→ **Exercise goal**
In your copy, leave out the pictures; write out all the data exactly.

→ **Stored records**
#####

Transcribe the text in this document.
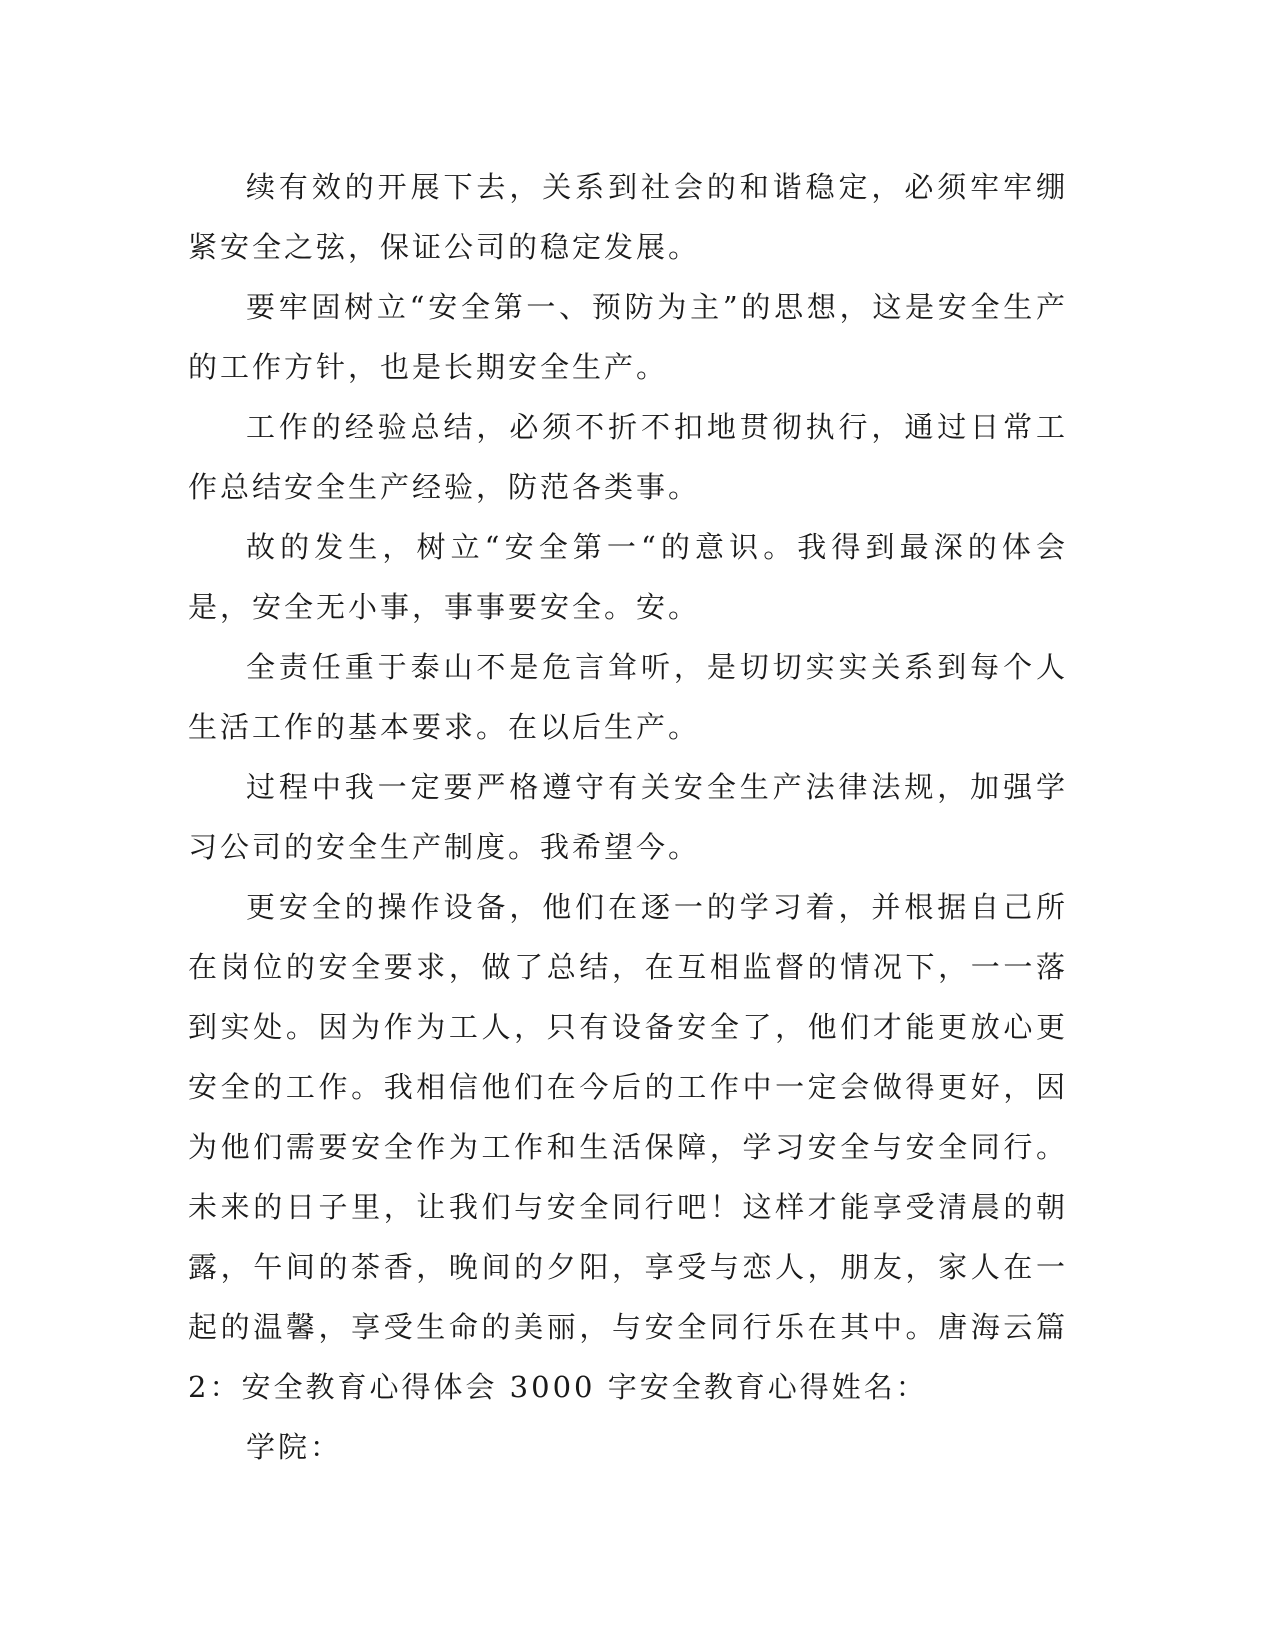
续有效的开展下去，关系到社会的和谐稳定，必须牢牢绷紧安全之弦，保证公司的稳定发展。

要牢固树立“安全第一、预防为主”的思想，这是安全生产的工作方针，也是长期安全生产。

工作的经验总结，必须不折不扣地贯彻执行，通过日常工作总结安全生产经验，防范各类事。

故的发生，树立“安全第一“的意识。我得到最深的体会是，安全无小事，事事要安全。安。

全责任重于泰山不是危言耸听，是切切实实关系到每个人生活工作的基本要求。在以后生产。

过程中我一定要严格遵守有关安全生产法律法规，加强学习公司的安全生产制度。我希望今。

更安全的操作设备，他们在逐一的学习着，并根据自己所在岗位的安全要求，做了总结，在互相监督的情况下，一一落到实处。因为作为工人，只有设备安全了，他们才能更放心更安全的工作。我相信他们在今后的工作中一定会做得更好，因为他们需要安全作为工作和生活保障，学习安全与安全同行。未来的日子里，让我们与安全同行吧！这样才能享受清晨的朝露，午间的茶香，晚间的夕阳，享受与恋人，朋友，家人在一起的温馨，享受生命的美丽，与安全同行乐在其中。唐海云篇 2：安全教育心得体会 3000 字安全教育心得姓名：

学院：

#####

→ **Task response**
Transcribe the text in this document.
续有效的开展下去，关系到社会的和谐稳定，必须牢牢绷紧安全之弦，保证公司的稳定发展。

要牢固树立“安全第一、预防为主”的思想，这是安全生产的工作方针，也是长期安全生产。

工作的经验总结，必须不折不扣地贯彻执行，通过日常工作总结安全生产经验，防范各类事。

故的发生，树立“安全第一“的意识。我得到最深的体会是，安全无小事，事事要安全。安。

全责任重于泰山不是危言耸听，是切切实实关系到每个人生活工作的基本要求。在以后生产。

过程中我一定要严格遵守有关安全生产法律法规，加强学习公司的安全生产制度。我希望今。

更安全的操作设备，他们在逐一的学习着，并根据自己所在岗位的安全要求，做了总结，在互相监督的情况下，一一落到实处。因为作为工人，只有设备安全了，他们才能更放心更安全的工作。我相信他们在今后的工作中一定会做得更好，因为他们需要安全作为工作和生活保障，学习安全与安全同行。未来的日子里，让我们与安全同行吧！这样才能享受清晨的朝露，午间的茶香，晚间的夕阳，享受与恋人，朋友，家人在一起的温馨，享受生命的美丽，与安全同行乐在其中。唐海云篇 2：安全教育心得体会 3000 字安全教育心得姓名：

学院：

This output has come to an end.